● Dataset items
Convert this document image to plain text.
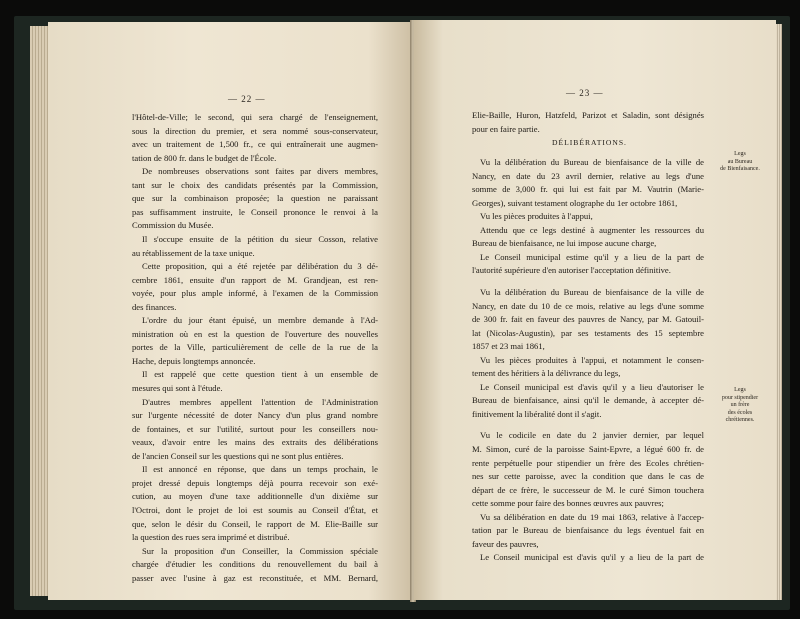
— 22 —
l'Hôtel-de-Ville; le second, qui sera chargé de l'enseignement,
sous la direction du premier, et sera nommé sous-conservateur,
avec un traitement de 1,500 fr., ce qui entraînerait une augmen-
tation de 800 fr. dans le budget de l'École.
De nombreuses observations sont faites par divers membres,
tant sur le choix des candidats présentés par la Commission,
que sur la combinaison proposée; la question ne paraissant
pas suffisamment instruite, le Conseil prononce le renvoi à la
Commission du Musée.
Il s'occupe ensuite de la pétition du sieur Cosson, relative
au rétablissement de la taxe unique.
Cette proposition, qui a été rejetée par délibération du 3 dé-
cembre 1861, ensuite d'un rapport de M. Grandjean, est ren-
voyée, pour plus ample informé, à l'examen de la Commission
des finances.
L'ordre du jour étant épuisé, un membre demande à l'Ad-
ministration où en est la question de l'ouverture des nouvelles
portes de la Ville, particulièrement de celle de la rue de la
Hache, depuis longtemps annoncée.
Il est rappelé que cette question tient à un ensemble de
mesures qui sont à l'étude.
D'autres membres appellent l'attention de l'Administration
sur l'urgente nécessité de doter Nancy d'un plus grand nombre
de fontaines, et sur l'utilité, surtout pour les conseillers nou-
veaux, d'avoir entre les mains des extraits des délibérations
de l'ancien Conseil sur les questions qui ne sont plus entières.
Il est annoncé en réponse, que dans un temps prochain, le
projet dressé depuis longtemps déjà pourra recevoir son exé-
cution, au moyen d'une taxe additionnelle d'un dixième sur
l'Octroi, dont le projet de loi est soumis au Conseil d'État, et
que, selon le désir du Conseil, le rapport de M. Elie-Baille sur
la question des rues sera imprimé et distribué.
Sur la proposition d'un Conseiller, la Commission spéciale
chargée d'étudier les conditions du renouvellement du bail à
passer avec l'usine à gaz est reconstituée, et MM. Bernard,
— 23 —
Elie-Baille, Huron, Hatzfeld, Parizot et Saladin, sont désignés
pour en faire partie.
DÉLIBÉRATIONS.
Vu la délibération du Bureau de bienfaisance de la ville de
Nancy, en date du 23 avril dernier, relative au legs d'une
somme de 3,000 fr. qui lui est fait par M. Vautrin (Marie-
Georges), suivant testament olographe du 1er octobre 1861,
Vu les pièces produites à l'appui,
Attendu que ce legs destiné à augmenter les ressources du
Bureau de bienfaisance, ne lui impose aucune charge,
Le Conseil municipal estime qu'il y a lieu de la part de
l'autorité supérieure d'en autoriser l'acceptation définitive.
Vu la délibération du Bureau de bienfaisance de la ville de
Nancy, en date du 10 de ce mois, relative au legs d'une somme
de 300 fr. fait en faveur des pauvres de Nancy, par M. Gatouil-
lat (Nicolas-Augustin), par ses testaments des 15 septembre
1857 et 23 mai 1861,
Vu les pièces produites à l'appui, et notamment le consen-
tement des héritiers à la délivrance du legs,
Le Conseil municipal est d'avis qu'il y a lieu d'autoriser le
Bureau de bienfaisance, ainsi qu'il le demande, à accepter dé-
finitivement la libéralité dont il s'agit.
Vu le codicile en date du 2 janvier dernier, par lequel
M. Simon, curé de la paroisse Saint-Epvre, a légué 600 fr. de
rente perpétuelle pour stipendier un frère des Ecoles chrétien-
nes sur cette paroisse, avec la condition que dans le cas de
départ de ce frère, le successeur de M. le curé Simon touchera
cette somme pour faire des bonnes œuvres aux pauvres;
Vu sa délibération en date du 19 mai 1863, relative à l'accep-
tation par le Bureau de bienfaisance du legs éventuel fait en
faveur des pauvres,
Le Conseil municipal est d'avis qu'il y a lieu de la part de
Legs
au Bureau
de Bienfaisance.
Legs
pour stipendier
un frère
des écoles
chrétiennes.
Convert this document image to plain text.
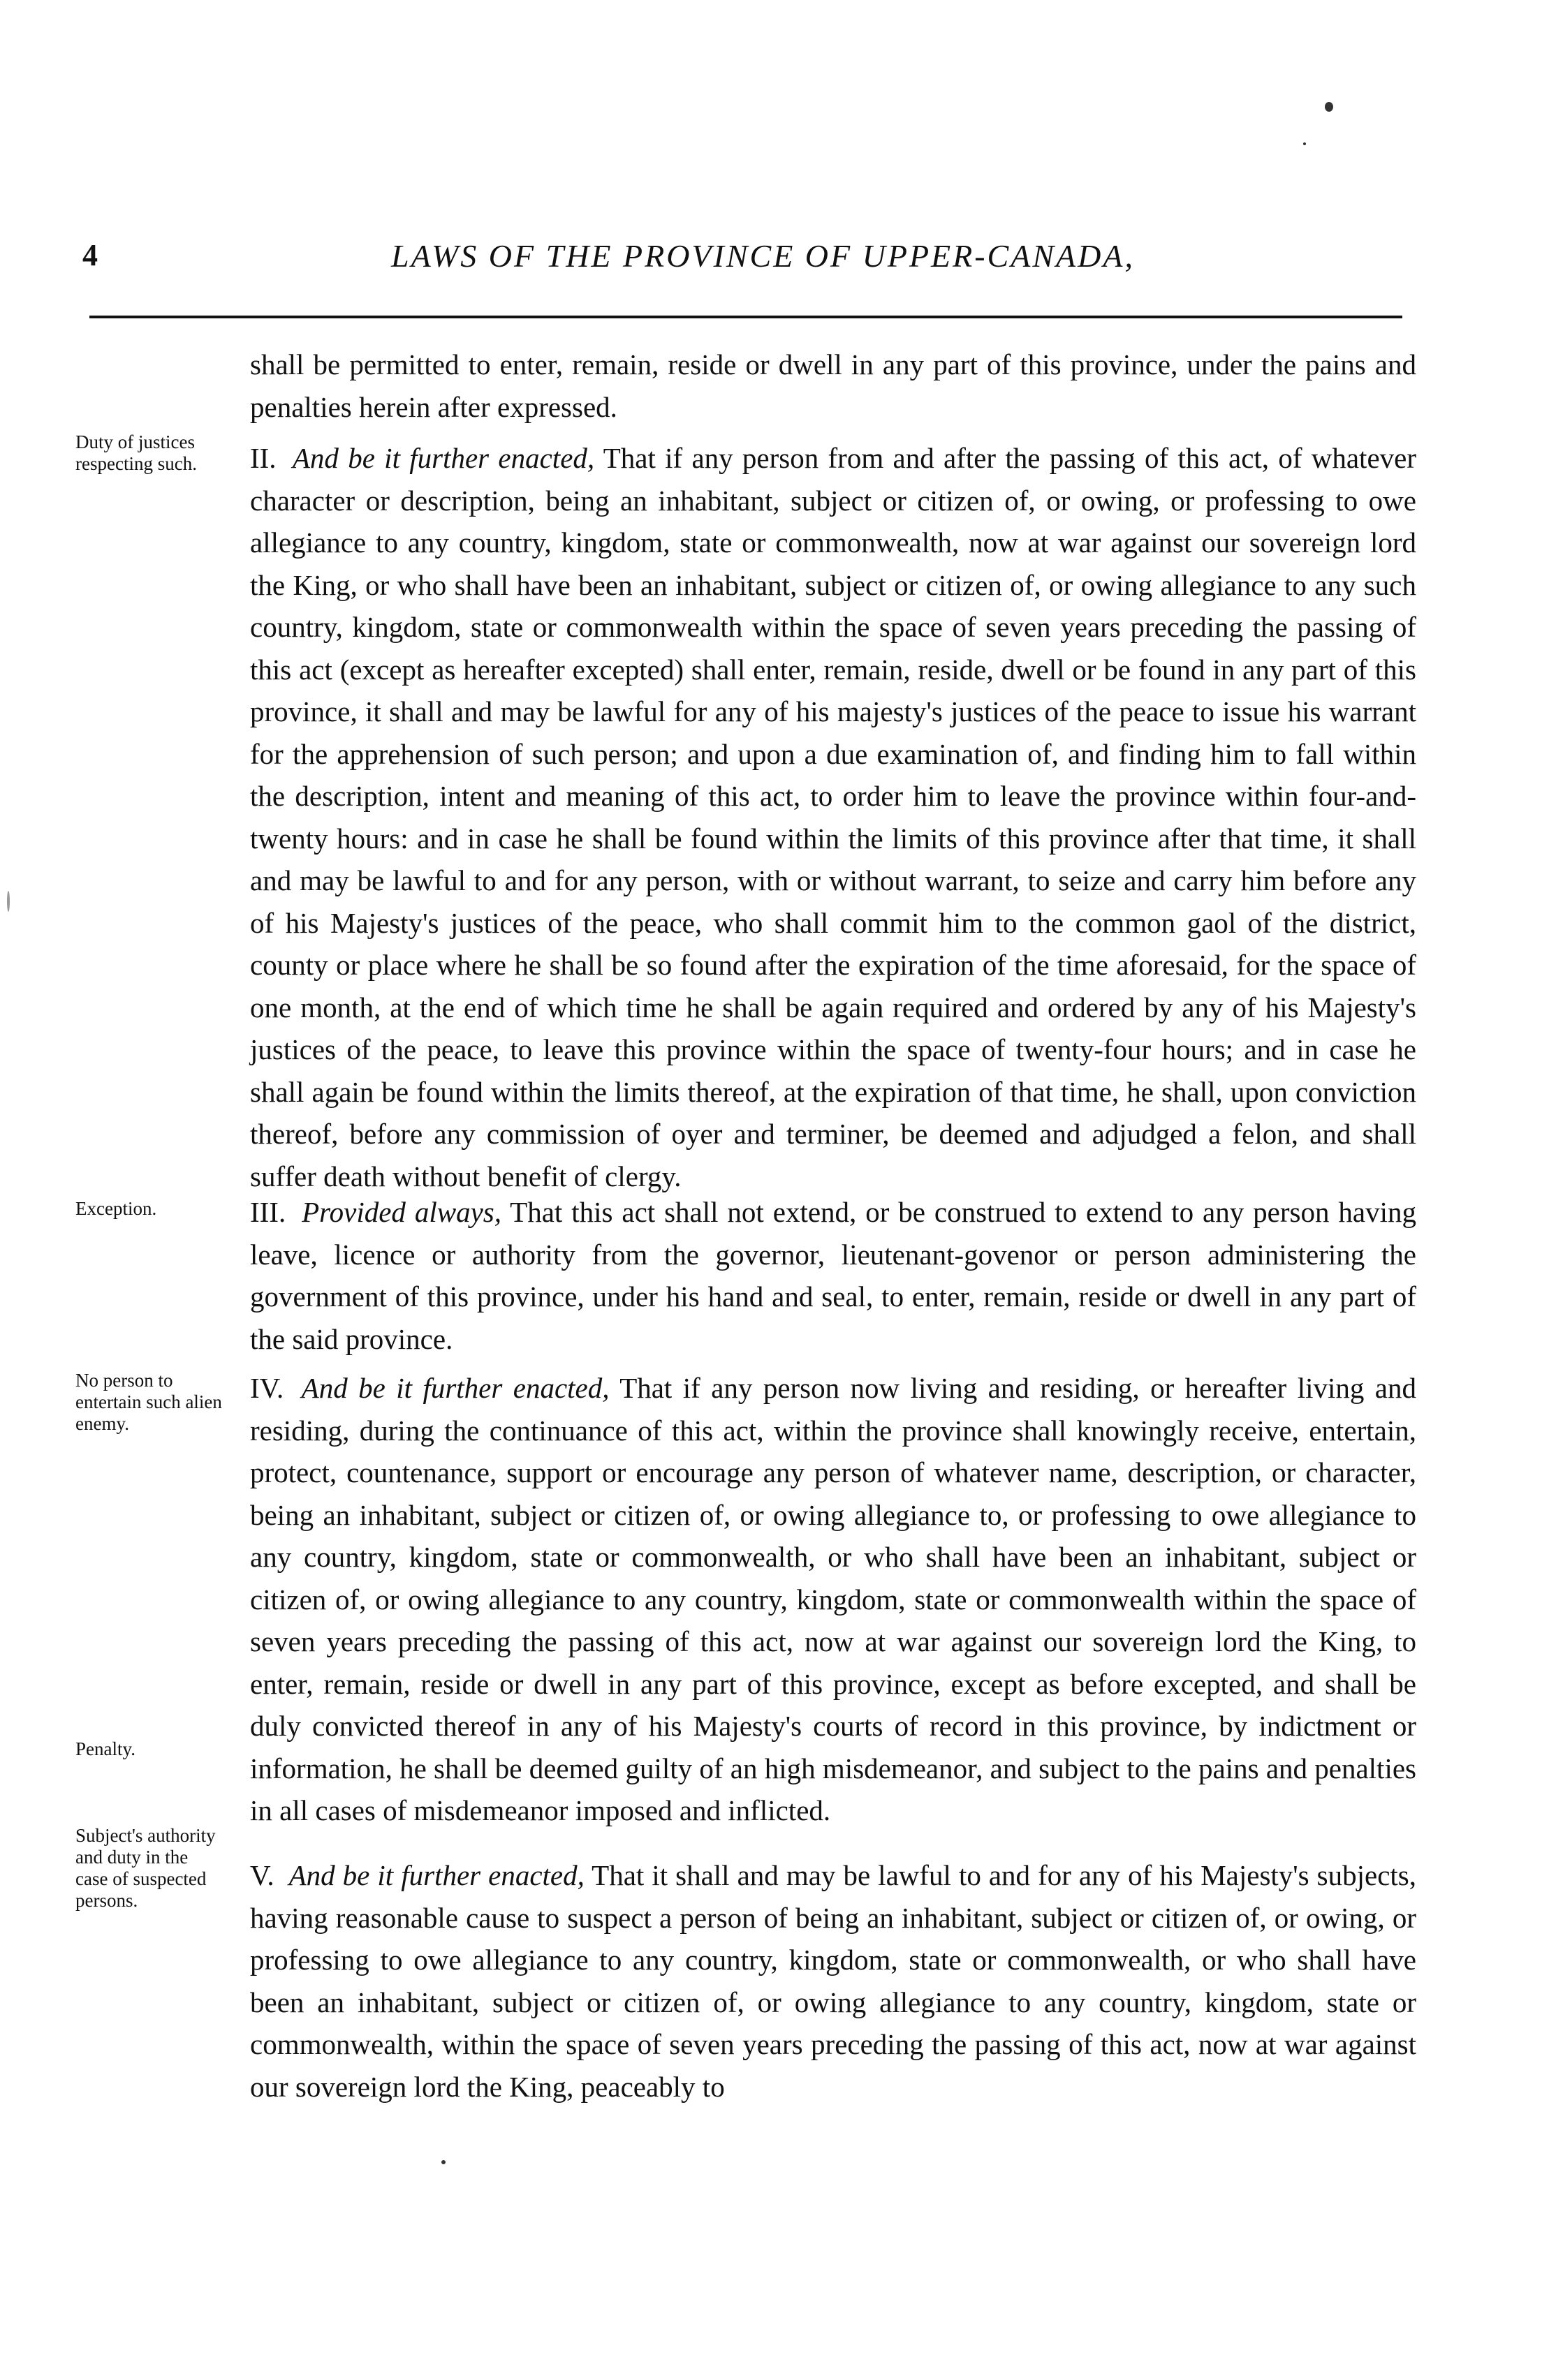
4	LAWS OF THE PROVINCE OF UPPER-CANADA,
Duty of justices respecting such.
Exception.
No person to entertain such alien enemy.
Penalty.
Subject's authority and duty in the case of suspected persons.

shall be permitted to enter, remain, reside or dwell in any part of this province, under the pains and penalties herein after expressed.

II. And be it further enacted, That if any person from and after the passing of this act, of whatever character or description, being an inhabitant, subject or citizen of, or owing, or professing to owe allegiance to any country, kingdom, state or commonwealth, now at war against our sovereign lord the King, or who shall have been an inhabitant, subject or citizen of, or owing allegiance to any such country, kingdom, state or commonwealth within the space of seven years preceding the passing of this act (except as hereafter excepted) shall enter, remain, reside, dwell or be found in any part of this province, it shall and may be lawful for any of his majesty's justices of the peace to issue his warrant for the apprehension of such person; and upon a due examination of, and finding him to fall within the description, intent and meaning of this act, to order him to leave the province within four-and-twenty hours: and in case he shall be found within the limits of this province after that time, it shall and may be lawful to and for any person, with or without warrant, to seize and carry him before any of his Majesty's justices of the peace, who shall commit him to the common gaol of the district, county or place where he shall be so found after the expiration of the time aforesaid, for the space of one month, at the end of which time he shall be again required and ordered by any of his Majesty's justices of the peace, to leave this province within the space of twenty-four hours; and in case he shall again be found within the limits thereof, at the expiration of that time, he shall, upon conviction thereof, before any commission of oyer and terminer, be deemed and adjudged a felon, and shall suffer death without benefit of clergy.

III. Provided always, That this act shall not extend, or be construed to extend to any person having leave, licence or authority from the governor, lieutenant-govenor or person administering the government of this province, under his hand and seal, to enter, remain, reside or dwell in any part of the said province.

IV. And be it further enacted, That if any person now living and residing, or hereafter living and residing, during the continuance of this act, within the province shall knowingly receive, entertain, protect, countenance, support or encourage any person of whatever name, description, or character, being an inhabitant, subject or citizen of, or owing allegiance to, or professing to owe allegiance to any country, kingdom, state or commonwealth, or who shall have been an inhabitant, subject or citizen of, or owing allegiance to any country, kingdom, state or commonwealth within the space of seven years preceding the passing of this act, now at war against our sovereign lord the King, to enter, remain, reside or dwell in any part of this province, except as before excepted, and shall be duly convicted thereof in any of his Majesty's courts of record in this province, by indictment or information, he shall be deemed guilty of an high misdemeanor, and subject to the pains and penalties in all cases of misdemeanor imposed and inflicted.

V. And be it further enacted, That it shall and may be lawful to and for any of his Majesty's subjects, having reasonable cause to suspect a person of being an inhabitant, subject or citizen of, or owing, or professing to owe allegiance to any country, kingdom, state or commonwealth, or who shall have been an inhabitant, subject or citizen of, or owing allegiance to any country, kingdom, state or commonwealth, within the space of seven years preceding the passing of this act, now at war against our sovereign lord the King, peaceably to
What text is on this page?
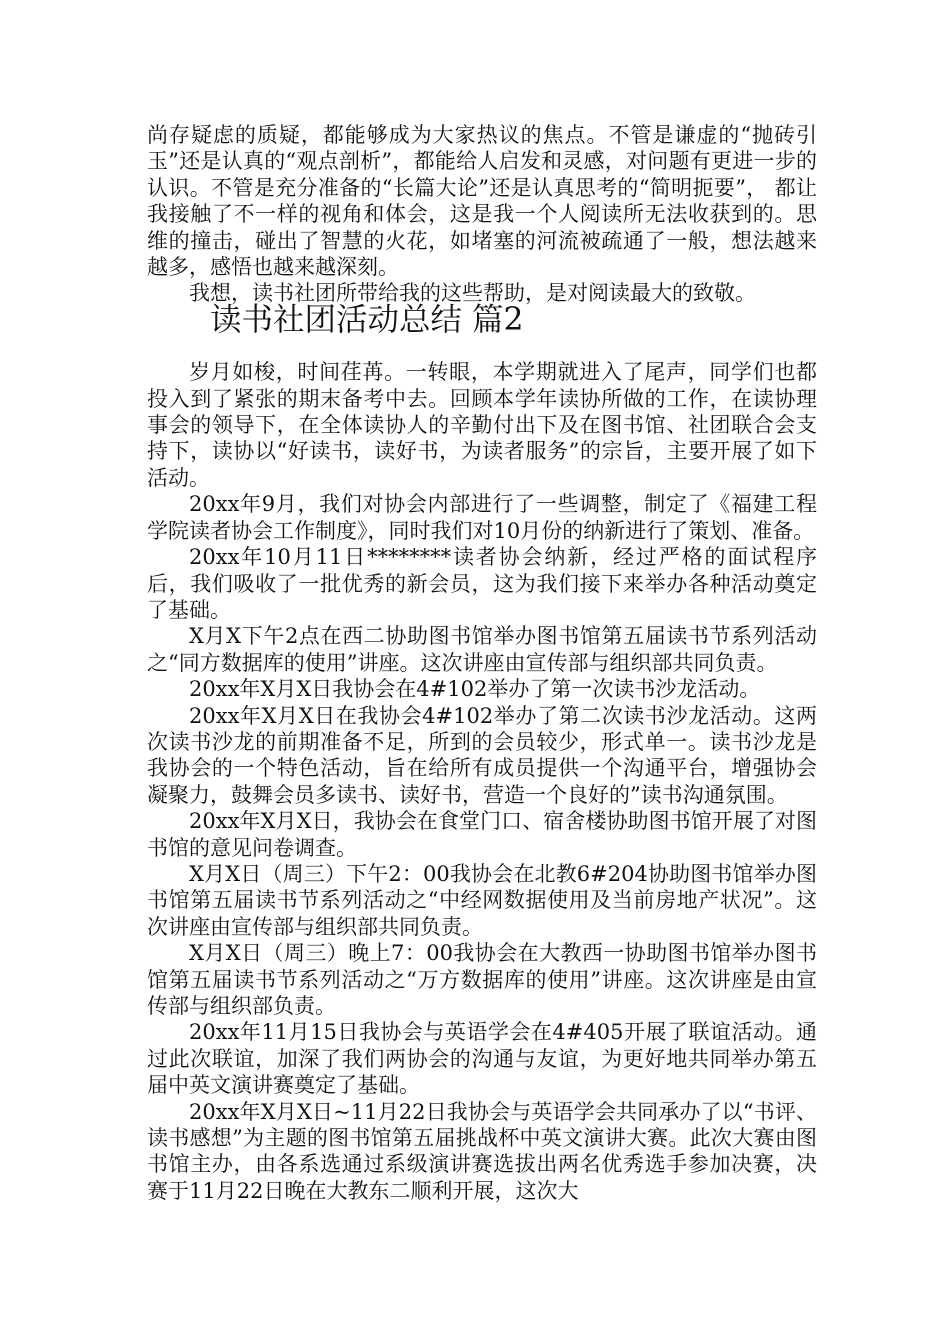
尚存疑虑的质疑，都能够成为大家热议的焦点。不管是谦虚的“抛砖引玉”还是认真的“观点剖析”，都能给人启发和灵感，对问题有更进一步的认识。不管是充分准备的“长篇大论”还是认真思考的“简明扼要”， 都让我接触了不一样的视角和体会，这是我一个人阅读所无法收获到的。思维的撞击，碰出了智慧的火花，如堵塞的河流被疏通了一般，想法越来越多，感悟也越来越深刻。

我想，读书社团所带给我的这些帮助，是对阅读最大的致敬。

读书社团活动总结 篇2

岁月如梭，时间荏苒。一转眼，本学期就进入了尾声，同学们也都投入到了紧张的期末备考中去。回顾本学年读协所做的工作，在读协理事会的领导下，在全体读协人的辛勤付出下及在图书馆、社团联合会支持下，读协以“好读书，读好书，为读者服务”的宗旨，主要开展了如下活动。

20xx年9月，我们对协会内部进行了一些调整，制定了《福建工程学院读者协会工作制度》，同时我们对10月份的纳新进行了策划、准备。

20xx年10月11日********读者协会纳新，经过严格的面试程序后，我们吸收了一批优秀的新会员，这为我们接下来举办各种活动奠定了基础。

X月X下午2点在西二协助图书馆举办图书馆第五届读书节系列活动之“同方数据库的使用”讲座。这次讲座由宣传部与组织部共同负责。

20xx年X月X日我协会在4#102举办了第一次读书沙龙活动。

20xx年X月X日在我协会4#102举办了第二次读书沙龙活动。这两次读书沙龙的前期准备不足，所到的会员较少，形式单一。读书沙龙是我协会的一个特色活动，旨在给所有成员提供一个沟通平台，增强协会凝聚力，鼓舞会员多读书、读好书，营造一个良好的”读书沟通氛围。

20xx年X月X日，我协会在食堂门口、宿舍楼协助图书馆开展了对图书馆的意见问卷调查。

X月X日（周三）下午2：00我协会在北教6#204协助图书馆举办图书馆第五届读书节系列活动之“中经网数据使用及当前房地产状况”。这次讲座由宣传部与组织部共同负责。

X月X日（周三）晚上7：00我协会在大教西一协助图书馆举办图书馆第五届读书节系列活动之“万方数据库的使用”讲座。这次讲座是由宣传部与组织部负责。

20xx年11月15日我协会与英语学会在4#405开展了联谊活动。通过此次联谊，加深了我们两协会的沟通与友谊，为更好地共同举办第五届中英文演讲赛奠定了基础。

20xx年X月X日~11月22日我协会与英语学会共同承办了以“书评、读书感想”为主题的图书馆第五届挑战杯中英文演讲大赛。此次大赛由图书馆主办，由各系选通过系级演讲赛选拔出两名优秀选手参加决赛，决赛于11月22日晚在大教东二顺利开展，这次大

● The task
Go through the entries above and pull out each line with "stipendier" in it.

● Exercise answer
rente perpétuelle pour stipendier un frère des Ecoles chrétien-
pour stipendier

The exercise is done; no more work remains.